**Material for this task**:
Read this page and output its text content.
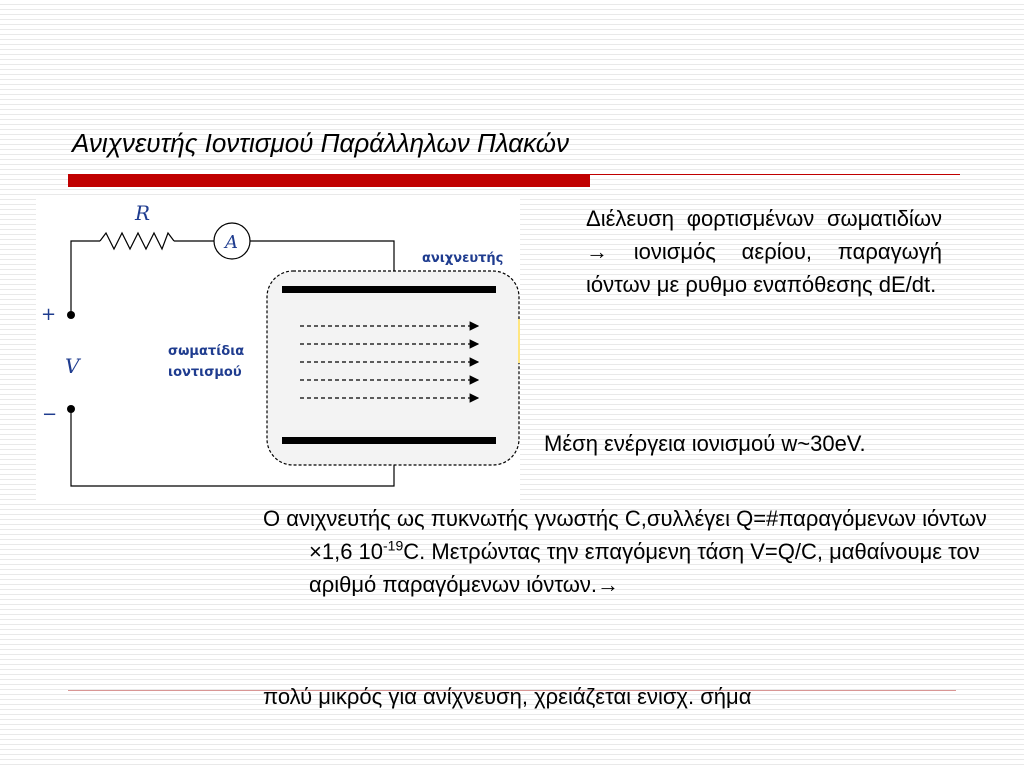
Ανιχνευτής Ιοντισμού Παράλληλων Πλακών
R
A
+
V
−
ανιχνευτής
σωματίδια
ιοντισμού

Διέλευση φορτισμένων σωματιδίων → ιονισμός αερίου, παραγωγή ιόντων με ρυθμο εναπόθεσης dE/dt.

Μέση ενέργεια ιονισμού w~30eV.

Ο ανιχνευτής ως πυκνωτής γνωστής C,συλλέγει Q=#παραγόμενων ιόντων ×1,6 $10^{-19}C$. Μετρώντας την επαγόμενη τάση V=Q/C, μαθαίνουμε τον αριθμό παραγόμενων ιόντων.→

πολύ μικρός για ανίχνευση, χρειάζεται ενισχ. σήμα
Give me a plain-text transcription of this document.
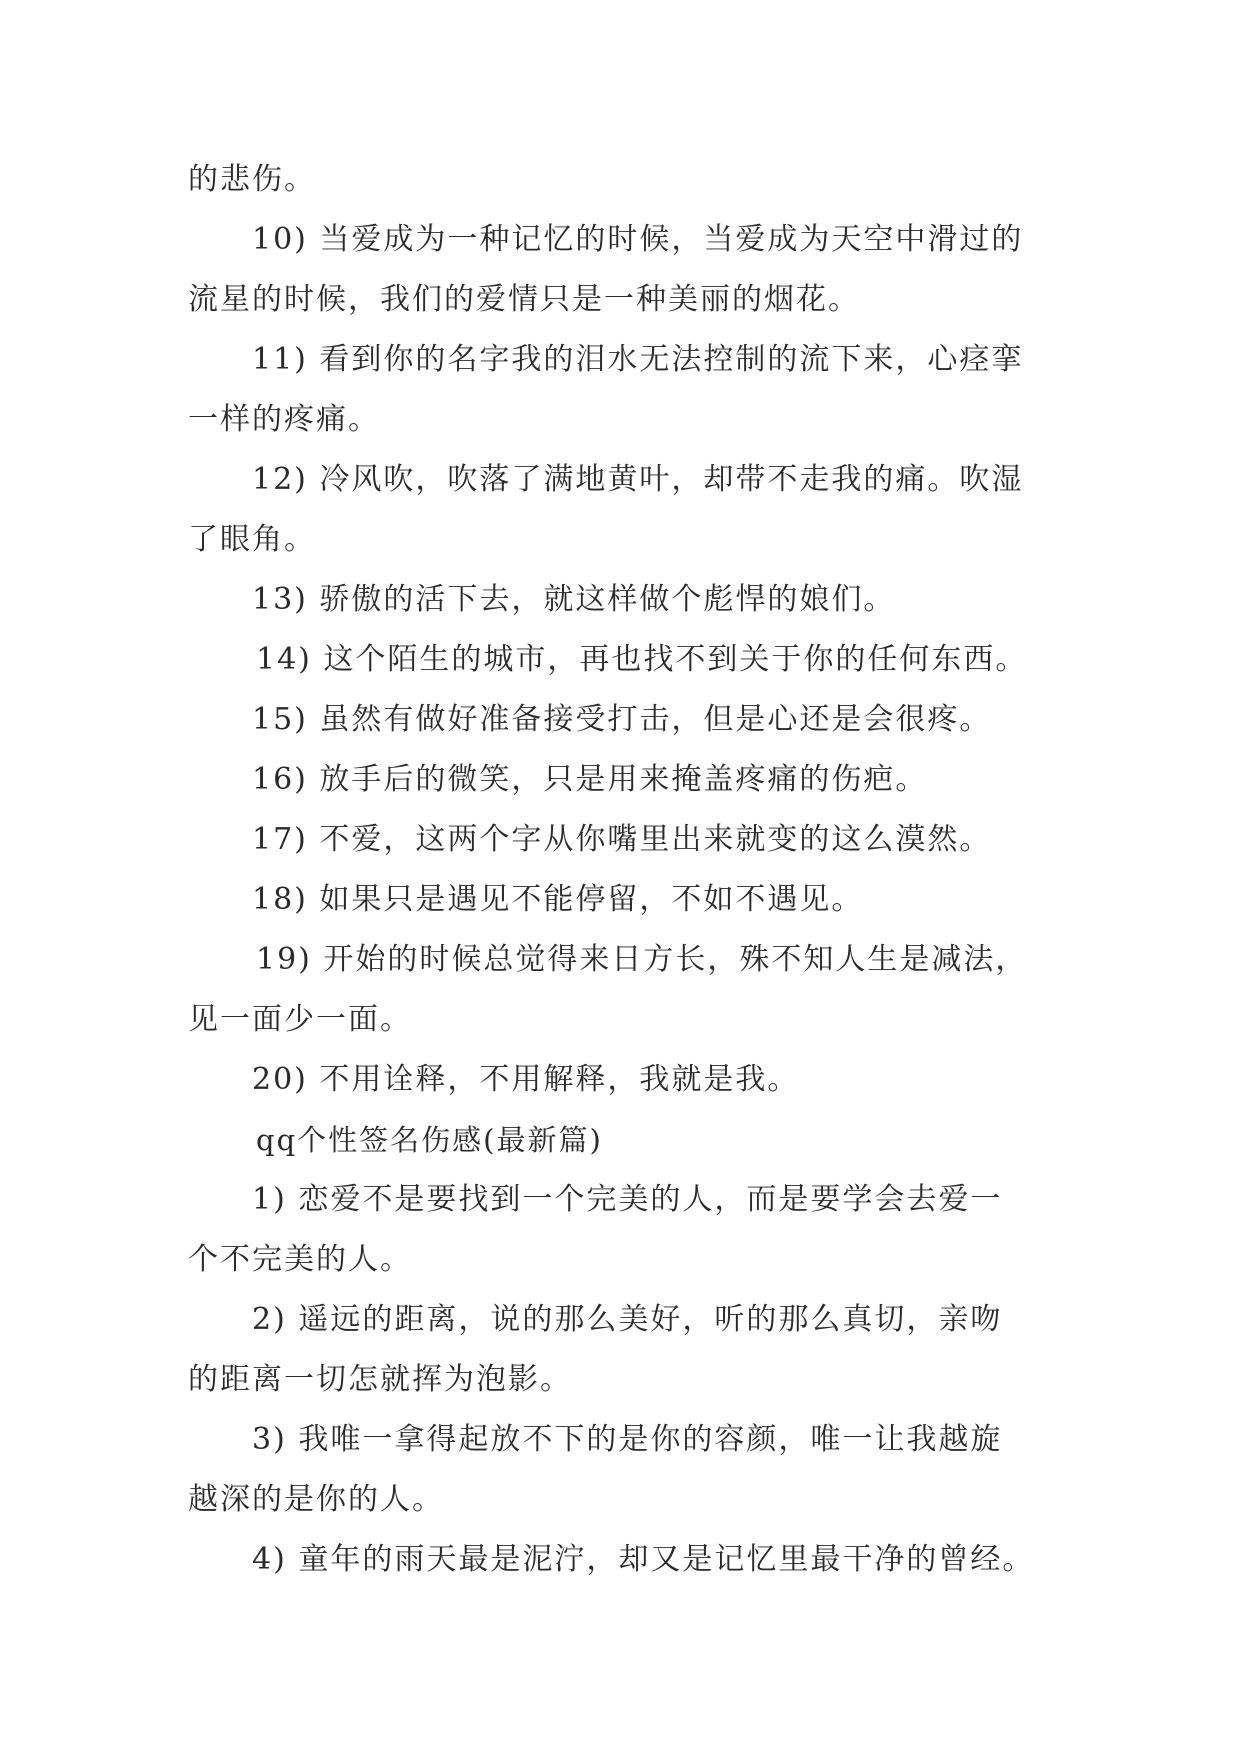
的悲伤。
10) 当爱成为一种记忆的时候，当爱成为天空中滑过的
流星的时候，我们的爱情只是一种美丽的烟花。
11) 看到你的名字我的泪水无法控制的流下来，心痉挛
一样的疼痛。
12) 冷风吹，吹落了满地黄叶，却带不走我的痛。吹湿
了眼角。
13) 骄傲的活下去，就这样做个彪悍的娘们。
14) 这个陌生的城市，再也找不到关于你的任何东西。
15) 虽然有做好准备接受打击，但是心还是会很疼。
16) 放手后的微笑，只是用来掩盖疼痛的伤疤。
17) 不爱，这两个字从你嘴里出来就变的这么漠然。
18) 如果只是遇见不能停留，不如不遇见。
19) 开始的时候总觉得来日方长，殊不知人生是减法，
见一面少一面。
20) 不用诠释，不用解释，我就是我。
qq个性签名伤感(最新篇)
1) 恋爱不是要找到一个完美的人，而是要学会去爱一
个不完美的人。
2) 遥远的距离，说的那么美好，听的那么真切，亲吻
的距离一切怎就挥为泡影。
3) 我唯一拿得起放不下的是你的容颜，唯一让我越旋
越深的是你的人。
4) 童年的雨天最是泥泞，却又是记忆里最干净的曾经。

**What the exercise asks**: With the pictures omitted, reproduce the records in full and exactly.

**Answer for this exercise**:
Read this page and output its text content.
Ανιχνευτής Ιοντισμού Παράλληλων Πλακών
R
A
+
V
−
ανιχνευτής
σωματίδια
ιοντισμού

Διέλευση φορτισμένων σωματιδίων → ιονισμός αερίου, παραγωγή ιόντων με ρυθμο εναπόθεσης dE/dt.

Μέση ενέργεια ιονισμού w~30eV.

Ο ανιχνευτής ως πυκνωτής γνωστής C,συλλέγει Q=#παραγόμενων ιόντων ×1,6 $10^{-19}C$. Μετρώντας την επαγόμενη τάση V=Q/C, μαθαίνουμε τον αριθμό παραγόμενων ιόντων.→

πολύ μικρός για ανίχνευση, χρειάζεται ενισχ. σήμα
Give me a plain-text transcription of this document.
的悲伤。
10) 当爱成为一种记忆的时候，当爱成为天空中滑过的
流星的时候，我们的爱情只是一种美丽的烟花。
11) 看到你的名字我的泪水无法控制的流下来，心痉挛
一样的疼痛。
12) 冷风吹，吹落了满地黄叶，却带不走我的痛。吹湿
了眼角。
13) 骄傲的活下去，就这样做个彪悍的娘们。
14) 这个陌生的城市，再也找不到关于你的任何东西。
15) 虽然有做好准备接受打击，但是心还是会很疼。
16) 放手后的微笑，只是用来掩盖疼痛的伤疤。
17) 不爱，这两个字从你嘴里出来就变的这么漠然。
18) 如果只是遇见不能停留，不如不遇见。
19) 开始的时候总觉得来日方长，殊不知人生是减法，
见一面少一面。
20) 不用诠释，不用解释，我就是我。
qq个性签名伤感(最新篇)
1) 恋爱不是要找到一个完美的人，而是要学会去爱一
个不完美的人。
2) 遥远的距离，说的那么美好，听的那么真切，亲吻
的距离一切怎就挥为泡影。
3) 我唯一拿得起放不下的是你的容颜，唯一让我越旋
越深的是你的人。
4) 童年的雨天最是泥泞，却又是记忆里最干净的曾经。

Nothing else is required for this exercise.